Find each line containing the string "text" and return it.

☆ ☆ ☆ ☆ ☆

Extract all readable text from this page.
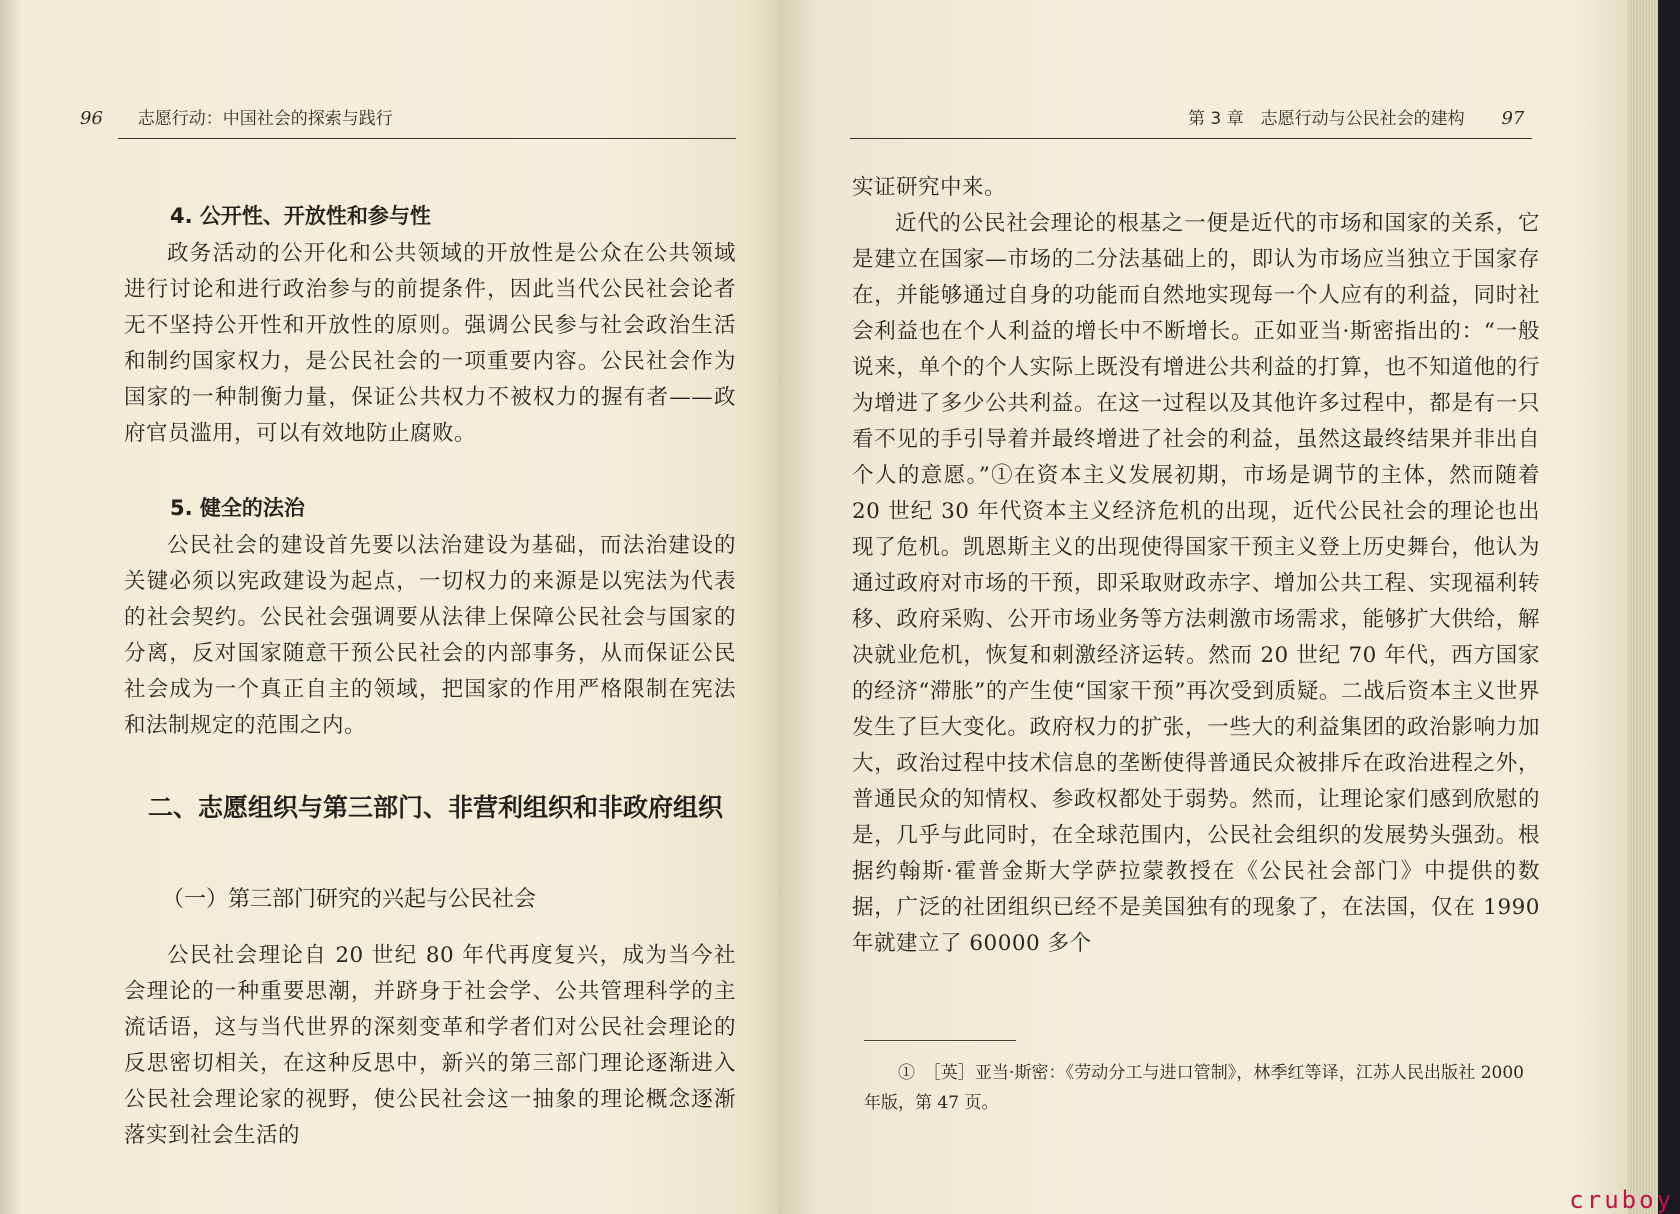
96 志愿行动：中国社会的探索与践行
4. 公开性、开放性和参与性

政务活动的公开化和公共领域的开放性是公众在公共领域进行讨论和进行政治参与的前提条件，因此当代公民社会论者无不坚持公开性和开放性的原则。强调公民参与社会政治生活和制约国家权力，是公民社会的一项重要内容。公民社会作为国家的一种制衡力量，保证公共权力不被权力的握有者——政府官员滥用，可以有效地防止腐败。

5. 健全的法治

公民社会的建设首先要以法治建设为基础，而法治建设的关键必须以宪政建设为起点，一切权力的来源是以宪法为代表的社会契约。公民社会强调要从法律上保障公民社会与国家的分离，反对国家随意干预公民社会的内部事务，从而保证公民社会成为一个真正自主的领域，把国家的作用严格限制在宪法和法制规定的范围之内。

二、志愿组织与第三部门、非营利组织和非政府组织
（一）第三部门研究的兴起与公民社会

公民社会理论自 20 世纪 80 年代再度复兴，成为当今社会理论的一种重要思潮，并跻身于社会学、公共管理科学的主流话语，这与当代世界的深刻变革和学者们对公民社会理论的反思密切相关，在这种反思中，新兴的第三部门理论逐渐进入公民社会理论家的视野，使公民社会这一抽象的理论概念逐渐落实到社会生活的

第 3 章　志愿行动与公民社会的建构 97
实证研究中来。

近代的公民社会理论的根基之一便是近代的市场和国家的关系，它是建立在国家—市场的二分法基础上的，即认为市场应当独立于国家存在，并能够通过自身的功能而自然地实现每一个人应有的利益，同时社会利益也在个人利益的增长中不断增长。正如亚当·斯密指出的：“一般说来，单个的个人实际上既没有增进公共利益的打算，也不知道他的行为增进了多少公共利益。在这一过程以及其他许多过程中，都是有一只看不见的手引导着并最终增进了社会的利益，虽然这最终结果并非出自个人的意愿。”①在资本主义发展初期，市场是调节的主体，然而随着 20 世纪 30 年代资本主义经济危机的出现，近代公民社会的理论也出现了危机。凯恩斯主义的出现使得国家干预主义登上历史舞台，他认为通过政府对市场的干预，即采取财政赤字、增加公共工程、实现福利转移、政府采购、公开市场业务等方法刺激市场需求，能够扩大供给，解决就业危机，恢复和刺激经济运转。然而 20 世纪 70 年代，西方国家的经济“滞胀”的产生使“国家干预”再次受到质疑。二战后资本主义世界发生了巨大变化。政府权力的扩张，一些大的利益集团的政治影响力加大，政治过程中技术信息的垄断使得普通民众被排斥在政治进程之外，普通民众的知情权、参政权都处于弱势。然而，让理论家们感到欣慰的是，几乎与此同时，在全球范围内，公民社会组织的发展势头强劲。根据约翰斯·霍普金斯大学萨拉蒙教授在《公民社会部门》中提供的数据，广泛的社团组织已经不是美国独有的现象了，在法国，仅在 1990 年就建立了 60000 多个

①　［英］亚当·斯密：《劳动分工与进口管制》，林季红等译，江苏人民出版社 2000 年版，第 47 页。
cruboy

☆ ☆ ☆ ☆ ☆

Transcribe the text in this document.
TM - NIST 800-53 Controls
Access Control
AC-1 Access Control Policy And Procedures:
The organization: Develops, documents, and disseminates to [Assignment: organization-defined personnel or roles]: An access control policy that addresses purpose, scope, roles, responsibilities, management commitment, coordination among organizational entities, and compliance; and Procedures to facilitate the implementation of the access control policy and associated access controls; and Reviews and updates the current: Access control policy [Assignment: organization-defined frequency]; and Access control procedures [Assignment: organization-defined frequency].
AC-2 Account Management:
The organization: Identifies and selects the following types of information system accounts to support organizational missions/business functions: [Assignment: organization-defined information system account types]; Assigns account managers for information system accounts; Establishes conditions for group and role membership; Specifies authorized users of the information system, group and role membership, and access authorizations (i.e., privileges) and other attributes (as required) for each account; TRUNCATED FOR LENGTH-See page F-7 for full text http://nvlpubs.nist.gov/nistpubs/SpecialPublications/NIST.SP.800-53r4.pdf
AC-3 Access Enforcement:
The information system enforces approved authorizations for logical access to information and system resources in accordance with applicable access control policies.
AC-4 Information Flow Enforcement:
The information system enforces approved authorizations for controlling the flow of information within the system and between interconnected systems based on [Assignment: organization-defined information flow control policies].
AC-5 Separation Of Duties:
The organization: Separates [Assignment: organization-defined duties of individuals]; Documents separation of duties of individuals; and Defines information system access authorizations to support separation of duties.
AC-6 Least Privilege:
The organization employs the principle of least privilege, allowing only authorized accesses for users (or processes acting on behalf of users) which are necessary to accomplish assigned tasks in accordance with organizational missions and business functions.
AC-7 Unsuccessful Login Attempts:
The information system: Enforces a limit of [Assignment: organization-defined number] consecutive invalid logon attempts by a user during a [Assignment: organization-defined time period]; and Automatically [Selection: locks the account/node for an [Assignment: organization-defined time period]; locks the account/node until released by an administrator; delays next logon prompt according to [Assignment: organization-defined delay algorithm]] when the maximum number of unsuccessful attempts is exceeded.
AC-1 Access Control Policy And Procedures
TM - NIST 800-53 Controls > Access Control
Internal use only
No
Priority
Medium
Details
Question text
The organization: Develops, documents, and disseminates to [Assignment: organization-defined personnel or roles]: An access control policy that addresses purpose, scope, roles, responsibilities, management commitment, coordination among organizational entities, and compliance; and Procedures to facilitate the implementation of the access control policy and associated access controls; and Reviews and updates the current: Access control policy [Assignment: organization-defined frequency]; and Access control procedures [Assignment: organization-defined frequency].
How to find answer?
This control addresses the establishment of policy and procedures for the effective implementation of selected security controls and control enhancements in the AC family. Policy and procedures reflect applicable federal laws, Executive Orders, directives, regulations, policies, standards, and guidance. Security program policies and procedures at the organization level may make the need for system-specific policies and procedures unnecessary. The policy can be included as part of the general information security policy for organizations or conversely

☆ ☆ ☆ ☆ ☆

*Written answer:*
Extract all readable text from this page.
Transcribe the text in this document.
The organization: Identifies and selects the following types of information system accounts to support organizational missions/business functions: [Assignment: organization-defined information system account types]; Assigns account managers for information system accounts; Establishes conditions for group and role membership; Specifies authorized users of the information system, group and role membership, and access authorizations (i.e., privileges) and other attributes (as required) for each account; TRUNCATED FOR LENGTH-See page F-7 for full text http://nvlpubs.nist.gov/nistpubs/SpecialPublications/NIST.SP.800-53r4.pdf
Question text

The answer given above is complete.